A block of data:

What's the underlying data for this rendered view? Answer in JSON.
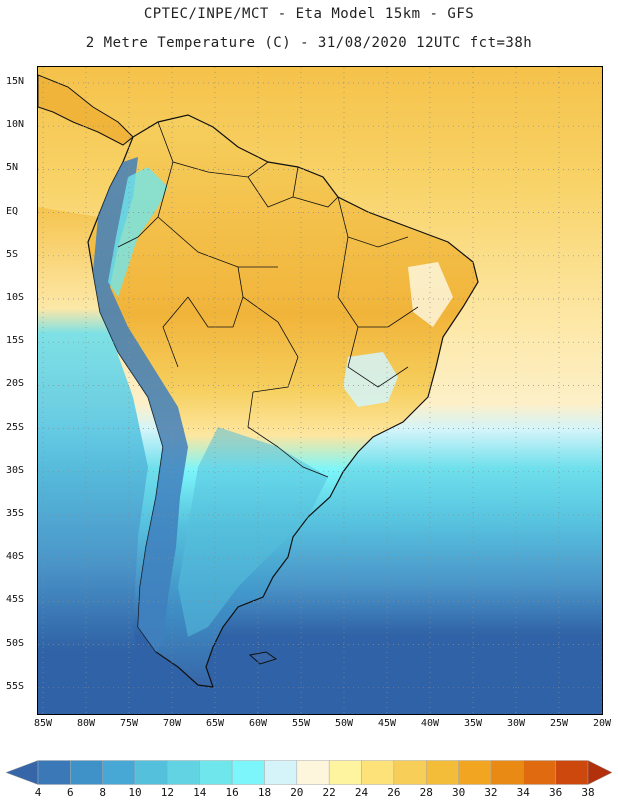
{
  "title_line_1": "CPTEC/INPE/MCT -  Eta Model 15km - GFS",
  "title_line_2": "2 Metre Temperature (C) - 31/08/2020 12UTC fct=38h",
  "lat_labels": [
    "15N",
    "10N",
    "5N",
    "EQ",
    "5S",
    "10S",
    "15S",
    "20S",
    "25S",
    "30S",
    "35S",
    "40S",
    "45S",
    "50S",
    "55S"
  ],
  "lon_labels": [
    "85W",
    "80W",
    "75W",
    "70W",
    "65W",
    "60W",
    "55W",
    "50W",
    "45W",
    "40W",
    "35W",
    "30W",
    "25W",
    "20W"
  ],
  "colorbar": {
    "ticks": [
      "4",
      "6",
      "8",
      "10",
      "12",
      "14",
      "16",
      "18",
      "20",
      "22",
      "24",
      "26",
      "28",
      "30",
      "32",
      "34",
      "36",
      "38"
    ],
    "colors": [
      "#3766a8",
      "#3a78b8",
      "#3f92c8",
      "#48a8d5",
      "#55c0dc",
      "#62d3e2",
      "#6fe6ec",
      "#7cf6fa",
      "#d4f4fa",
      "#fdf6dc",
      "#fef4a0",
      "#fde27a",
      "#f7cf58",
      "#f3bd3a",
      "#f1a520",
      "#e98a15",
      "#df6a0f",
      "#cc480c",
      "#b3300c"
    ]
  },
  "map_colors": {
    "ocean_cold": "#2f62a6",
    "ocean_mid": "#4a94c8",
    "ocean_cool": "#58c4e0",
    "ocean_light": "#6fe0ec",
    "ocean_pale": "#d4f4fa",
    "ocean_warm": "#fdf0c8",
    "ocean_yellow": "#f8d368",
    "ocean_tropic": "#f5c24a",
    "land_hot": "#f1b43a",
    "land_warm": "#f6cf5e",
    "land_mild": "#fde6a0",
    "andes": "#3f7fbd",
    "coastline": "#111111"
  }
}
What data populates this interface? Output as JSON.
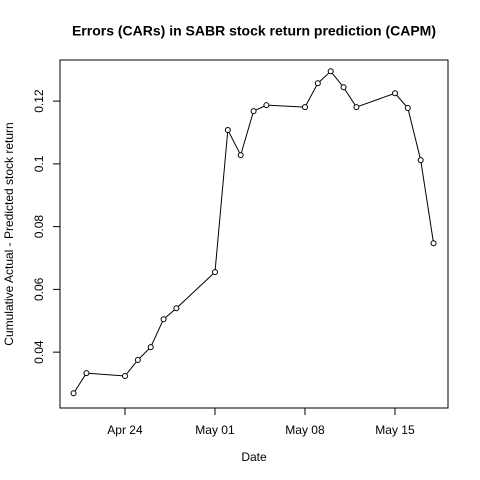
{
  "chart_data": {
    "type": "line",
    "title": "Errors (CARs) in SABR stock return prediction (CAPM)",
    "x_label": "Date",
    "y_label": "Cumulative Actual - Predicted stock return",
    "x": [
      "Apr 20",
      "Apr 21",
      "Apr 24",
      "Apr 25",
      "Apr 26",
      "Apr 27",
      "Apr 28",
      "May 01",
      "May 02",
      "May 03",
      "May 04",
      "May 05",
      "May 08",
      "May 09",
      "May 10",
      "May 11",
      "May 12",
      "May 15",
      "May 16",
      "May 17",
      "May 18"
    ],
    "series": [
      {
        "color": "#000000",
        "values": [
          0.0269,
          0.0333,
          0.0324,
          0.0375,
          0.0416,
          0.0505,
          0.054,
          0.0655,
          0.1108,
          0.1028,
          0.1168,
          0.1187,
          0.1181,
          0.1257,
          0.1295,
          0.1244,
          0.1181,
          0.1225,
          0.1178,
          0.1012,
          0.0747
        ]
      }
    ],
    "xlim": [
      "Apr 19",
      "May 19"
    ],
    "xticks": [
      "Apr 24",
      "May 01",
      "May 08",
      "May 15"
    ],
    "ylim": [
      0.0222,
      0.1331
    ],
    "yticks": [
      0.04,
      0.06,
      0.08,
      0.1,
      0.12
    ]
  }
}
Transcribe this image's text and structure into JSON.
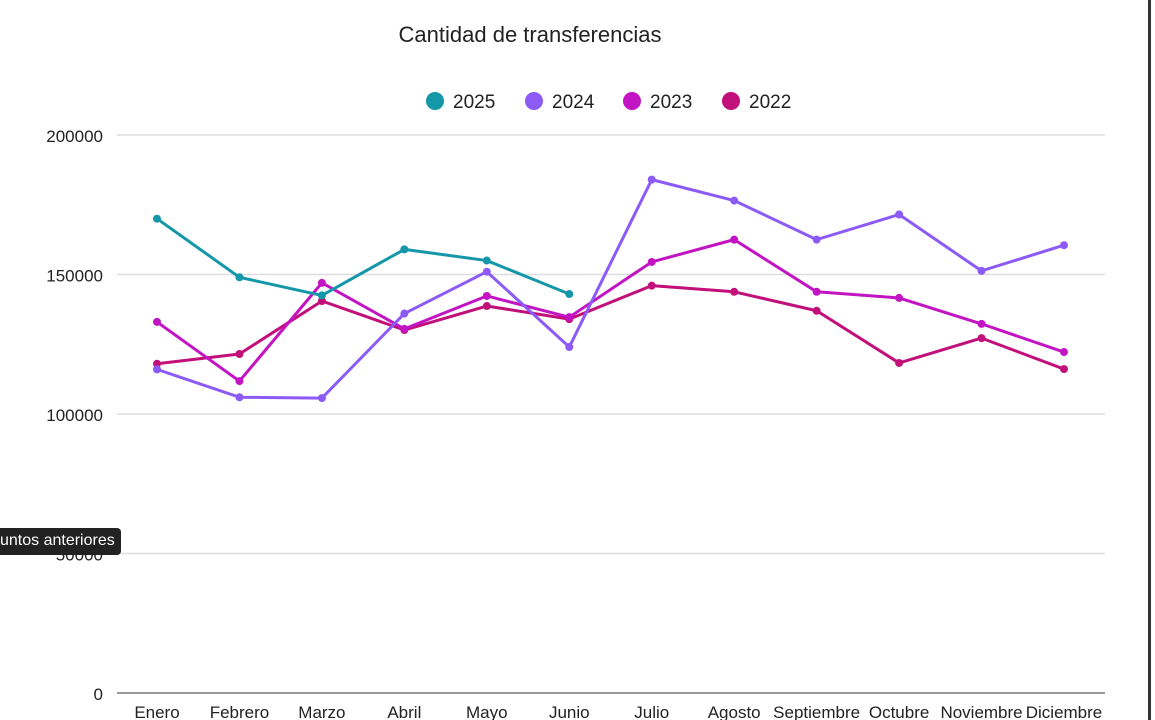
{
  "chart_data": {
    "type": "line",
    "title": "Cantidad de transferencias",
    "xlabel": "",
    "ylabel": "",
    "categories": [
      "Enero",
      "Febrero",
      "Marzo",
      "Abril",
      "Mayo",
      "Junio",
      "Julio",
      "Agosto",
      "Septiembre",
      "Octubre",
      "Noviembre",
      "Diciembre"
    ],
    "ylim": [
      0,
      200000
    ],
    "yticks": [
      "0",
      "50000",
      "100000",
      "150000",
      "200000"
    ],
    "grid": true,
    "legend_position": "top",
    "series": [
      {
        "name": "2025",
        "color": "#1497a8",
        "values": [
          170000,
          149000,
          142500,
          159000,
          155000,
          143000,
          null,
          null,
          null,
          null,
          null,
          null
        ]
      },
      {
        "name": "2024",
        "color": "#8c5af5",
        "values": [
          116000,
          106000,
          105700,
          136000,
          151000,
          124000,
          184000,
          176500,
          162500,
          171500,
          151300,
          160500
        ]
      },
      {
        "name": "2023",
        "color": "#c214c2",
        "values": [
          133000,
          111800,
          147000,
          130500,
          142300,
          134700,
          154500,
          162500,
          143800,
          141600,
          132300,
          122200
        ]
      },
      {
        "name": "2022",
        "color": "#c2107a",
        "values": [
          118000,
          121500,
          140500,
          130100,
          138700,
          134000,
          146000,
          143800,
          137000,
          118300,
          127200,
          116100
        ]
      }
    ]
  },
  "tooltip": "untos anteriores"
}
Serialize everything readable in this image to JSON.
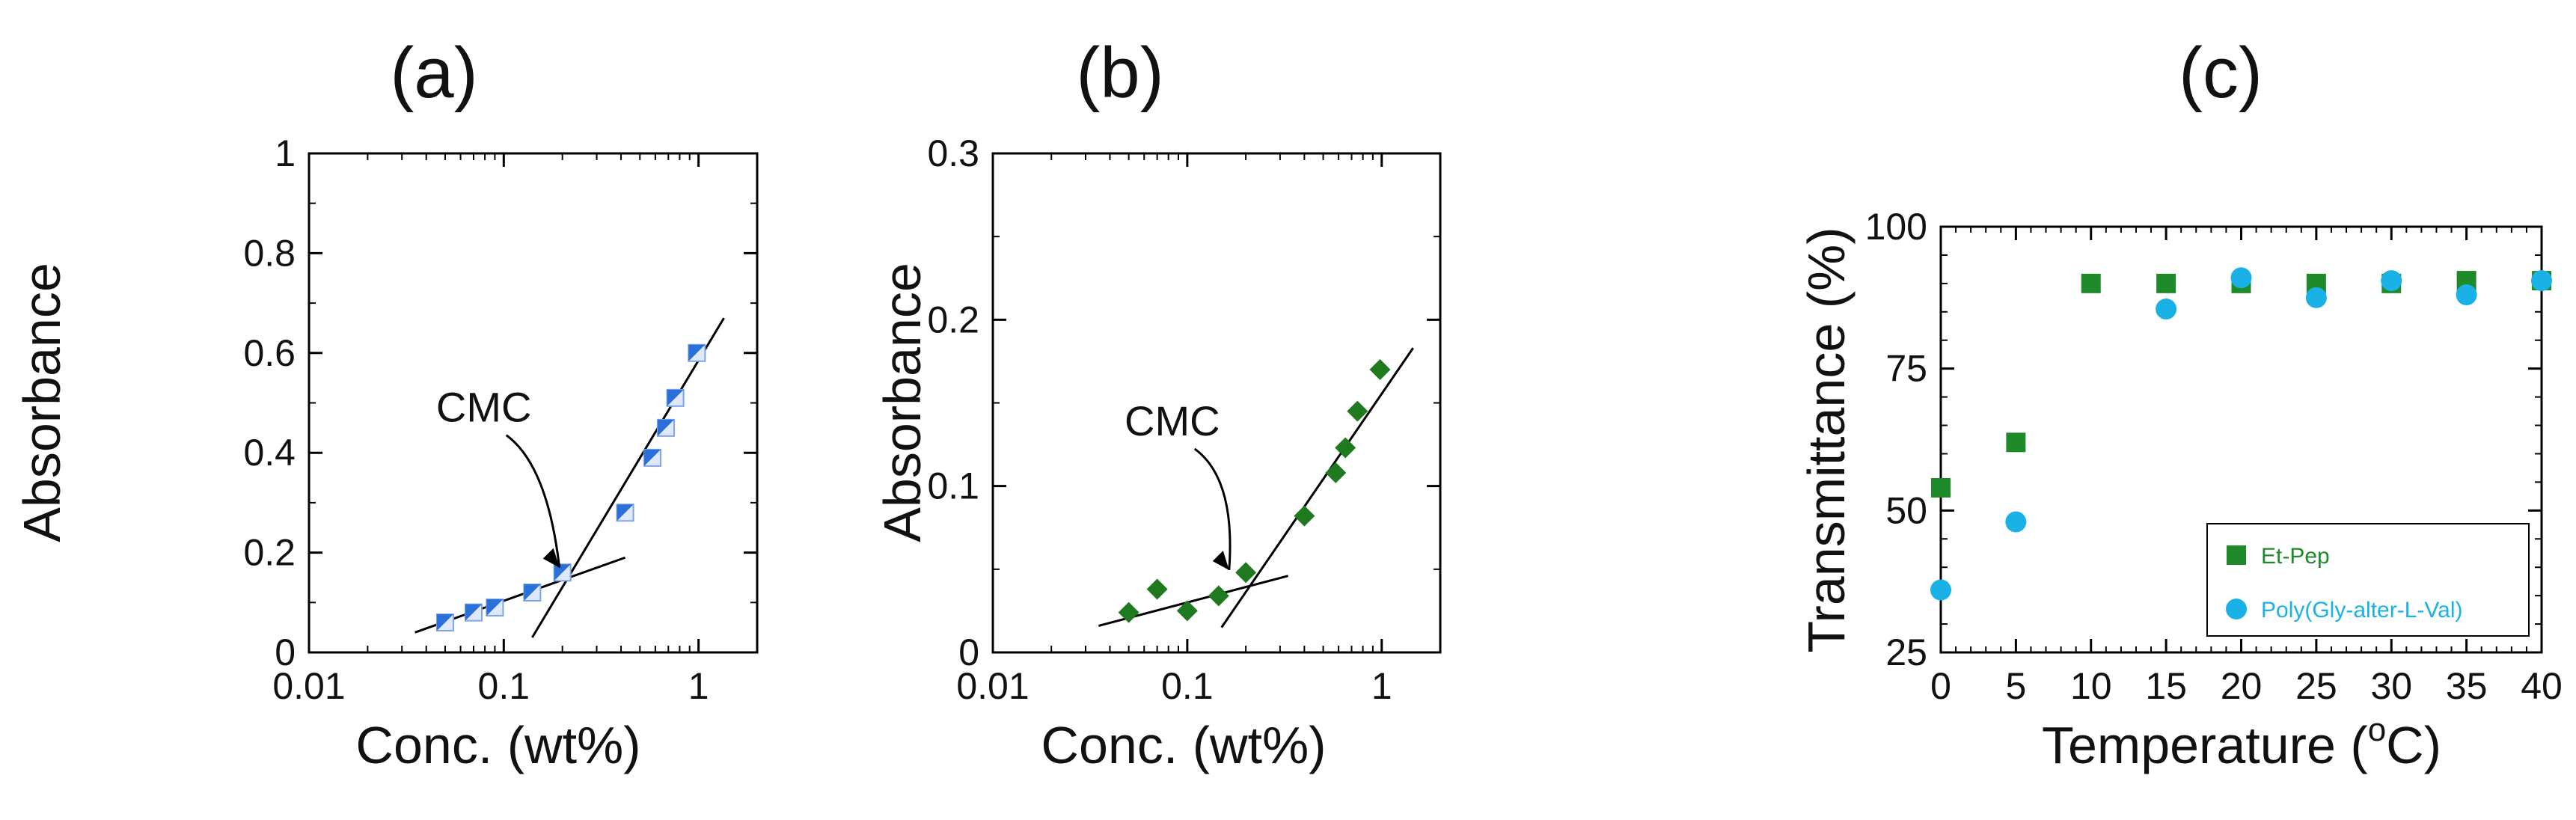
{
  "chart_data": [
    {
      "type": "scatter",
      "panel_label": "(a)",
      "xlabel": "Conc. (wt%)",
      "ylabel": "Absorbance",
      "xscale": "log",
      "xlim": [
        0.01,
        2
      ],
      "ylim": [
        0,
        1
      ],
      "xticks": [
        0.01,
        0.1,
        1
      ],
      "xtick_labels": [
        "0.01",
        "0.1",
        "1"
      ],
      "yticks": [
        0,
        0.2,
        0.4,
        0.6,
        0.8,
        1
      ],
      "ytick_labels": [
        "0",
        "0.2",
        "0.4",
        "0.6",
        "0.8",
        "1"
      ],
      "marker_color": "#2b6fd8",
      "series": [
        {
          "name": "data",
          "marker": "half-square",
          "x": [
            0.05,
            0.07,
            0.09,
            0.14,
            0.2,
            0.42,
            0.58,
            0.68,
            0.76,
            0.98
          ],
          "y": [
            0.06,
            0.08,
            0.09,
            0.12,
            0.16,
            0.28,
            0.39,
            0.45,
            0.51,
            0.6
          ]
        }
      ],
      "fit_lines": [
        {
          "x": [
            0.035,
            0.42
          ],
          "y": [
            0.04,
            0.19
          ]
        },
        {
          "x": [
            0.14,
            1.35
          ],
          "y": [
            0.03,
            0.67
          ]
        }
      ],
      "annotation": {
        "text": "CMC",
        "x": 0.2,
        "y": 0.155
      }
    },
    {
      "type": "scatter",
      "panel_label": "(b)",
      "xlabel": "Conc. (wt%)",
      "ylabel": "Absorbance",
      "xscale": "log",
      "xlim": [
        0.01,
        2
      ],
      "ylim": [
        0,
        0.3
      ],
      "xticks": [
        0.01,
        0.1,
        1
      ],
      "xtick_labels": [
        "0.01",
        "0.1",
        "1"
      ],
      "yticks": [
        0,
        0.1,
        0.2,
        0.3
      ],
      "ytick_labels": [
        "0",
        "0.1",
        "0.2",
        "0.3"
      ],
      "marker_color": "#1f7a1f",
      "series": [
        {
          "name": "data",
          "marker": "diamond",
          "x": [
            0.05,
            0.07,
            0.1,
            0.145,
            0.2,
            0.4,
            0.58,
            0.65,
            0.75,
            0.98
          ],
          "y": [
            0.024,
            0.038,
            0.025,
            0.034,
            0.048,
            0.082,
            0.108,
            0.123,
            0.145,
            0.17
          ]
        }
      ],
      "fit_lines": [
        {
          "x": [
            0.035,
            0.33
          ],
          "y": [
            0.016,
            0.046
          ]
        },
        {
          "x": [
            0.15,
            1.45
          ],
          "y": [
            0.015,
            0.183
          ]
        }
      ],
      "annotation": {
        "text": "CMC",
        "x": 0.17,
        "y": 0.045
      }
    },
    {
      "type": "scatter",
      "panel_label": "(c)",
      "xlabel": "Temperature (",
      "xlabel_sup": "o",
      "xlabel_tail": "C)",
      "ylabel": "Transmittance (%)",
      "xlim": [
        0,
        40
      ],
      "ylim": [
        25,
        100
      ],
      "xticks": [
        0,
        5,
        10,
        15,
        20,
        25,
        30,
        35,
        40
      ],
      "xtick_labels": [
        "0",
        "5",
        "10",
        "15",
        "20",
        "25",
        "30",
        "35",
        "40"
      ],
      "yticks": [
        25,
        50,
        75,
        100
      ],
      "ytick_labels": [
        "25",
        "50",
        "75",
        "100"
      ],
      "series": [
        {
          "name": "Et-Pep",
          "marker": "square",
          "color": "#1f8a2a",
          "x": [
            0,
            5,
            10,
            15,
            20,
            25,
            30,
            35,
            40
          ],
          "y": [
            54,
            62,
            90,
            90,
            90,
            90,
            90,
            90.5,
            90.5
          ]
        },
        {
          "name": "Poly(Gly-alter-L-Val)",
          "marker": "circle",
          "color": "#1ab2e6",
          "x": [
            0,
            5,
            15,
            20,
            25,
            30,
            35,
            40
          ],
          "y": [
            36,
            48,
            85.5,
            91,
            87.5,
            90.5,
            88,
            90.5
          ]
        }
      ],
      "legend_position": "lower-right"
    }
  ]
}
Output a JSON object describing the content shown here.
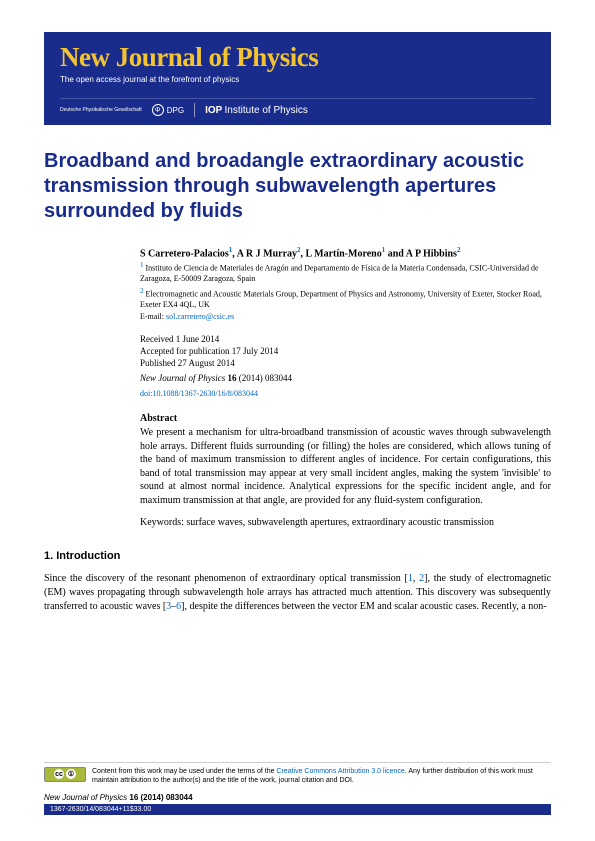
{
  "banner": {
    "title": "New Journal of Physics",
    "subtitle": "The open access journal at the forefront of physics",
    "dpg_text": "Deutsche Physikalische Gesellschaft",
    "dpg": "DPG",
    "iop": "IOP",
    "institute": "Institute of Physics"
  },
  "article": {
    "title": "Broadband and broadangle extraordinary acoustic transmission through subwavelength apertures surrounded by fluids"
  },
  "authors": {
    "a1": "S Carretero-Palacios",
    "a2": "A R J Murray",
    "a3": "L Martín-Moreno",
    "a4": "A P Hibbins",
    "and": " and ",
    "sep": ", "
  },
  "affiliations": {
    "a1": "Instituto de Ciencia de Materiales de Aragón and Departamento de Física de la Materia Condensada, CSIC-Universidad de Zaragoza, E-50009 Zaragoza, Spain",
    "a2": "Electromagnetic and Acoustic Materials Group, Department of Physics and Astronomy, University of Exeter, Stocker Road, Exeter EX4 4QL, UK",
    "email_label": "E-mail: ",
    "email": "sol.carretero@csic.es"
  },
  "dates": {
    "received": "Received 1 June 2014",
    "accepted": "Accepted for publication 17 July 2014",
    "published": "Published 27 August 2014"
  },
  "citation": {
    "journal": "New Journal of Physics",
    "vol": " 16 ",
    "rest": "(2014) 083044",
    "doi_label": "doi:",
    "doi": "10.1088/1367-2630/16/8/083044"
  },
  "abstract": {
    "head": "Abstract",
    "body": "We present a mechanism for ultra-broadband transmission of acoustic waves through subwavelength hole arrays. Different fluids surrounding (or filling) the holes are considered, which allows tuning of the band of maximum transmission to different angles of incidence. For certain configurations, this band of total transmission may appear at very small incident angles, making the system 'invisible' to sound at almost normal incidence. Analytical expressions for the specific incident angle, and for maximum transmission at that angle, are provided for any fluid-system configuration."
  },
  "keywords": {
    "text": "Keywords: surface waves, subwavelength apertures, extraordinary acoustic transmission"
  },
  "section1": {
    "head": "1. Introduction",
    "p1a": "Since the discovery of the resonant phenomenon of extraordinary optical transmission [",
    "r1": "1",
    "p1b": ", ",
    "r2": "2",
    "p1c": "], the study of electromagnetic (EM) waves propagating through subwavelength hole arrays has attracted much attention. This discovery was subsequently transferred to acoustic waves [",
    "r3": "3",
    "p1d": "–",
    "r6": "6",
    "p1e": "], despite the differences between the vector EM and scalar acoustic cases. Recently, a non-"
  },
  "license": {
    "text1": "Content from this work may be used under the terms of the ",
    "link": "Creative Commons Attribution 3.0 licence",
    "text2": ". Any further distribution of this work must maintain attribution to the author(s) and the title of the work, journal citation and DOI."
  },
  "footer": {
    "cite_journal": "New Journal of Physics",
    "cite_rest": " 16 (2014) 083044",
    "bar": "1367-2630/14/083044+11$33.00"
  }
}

#### EXERCISE GOAL
Look through the entries above. Extract each line with the word "subwavelength".

#### RESULT OF THE TASK
    "title": "Broadband and broadangle extraordinary acoustic transmission through subwavelength apertures surrounded by fluids"
    "body": "We present a mechanism for ultra-broadband transmission of acoustic waves through subwavelength hole arrays. Different fluids surrounding (or filling) the holes are considered, which allows tuning of the band of maximum transmission to different angles of incidence. For certain configurations, this band of total transmission may appear at very small incident angles, making the system 'invisible' to sound at almost normal incidence. Analytical expressions for the specific incident angle, and for maximum transmission at that angle, are provided for any fluid-system configuration."
    "text": "Keywords: surface waves, subwavelength apertures, extraordinary acoustic transmission"
    "p1c": "], the study of electromagnetic (EM) waves propagating through subwavelength hole arrays has attracted much attention. This discovery was subsequently transferred to acoustic waves [",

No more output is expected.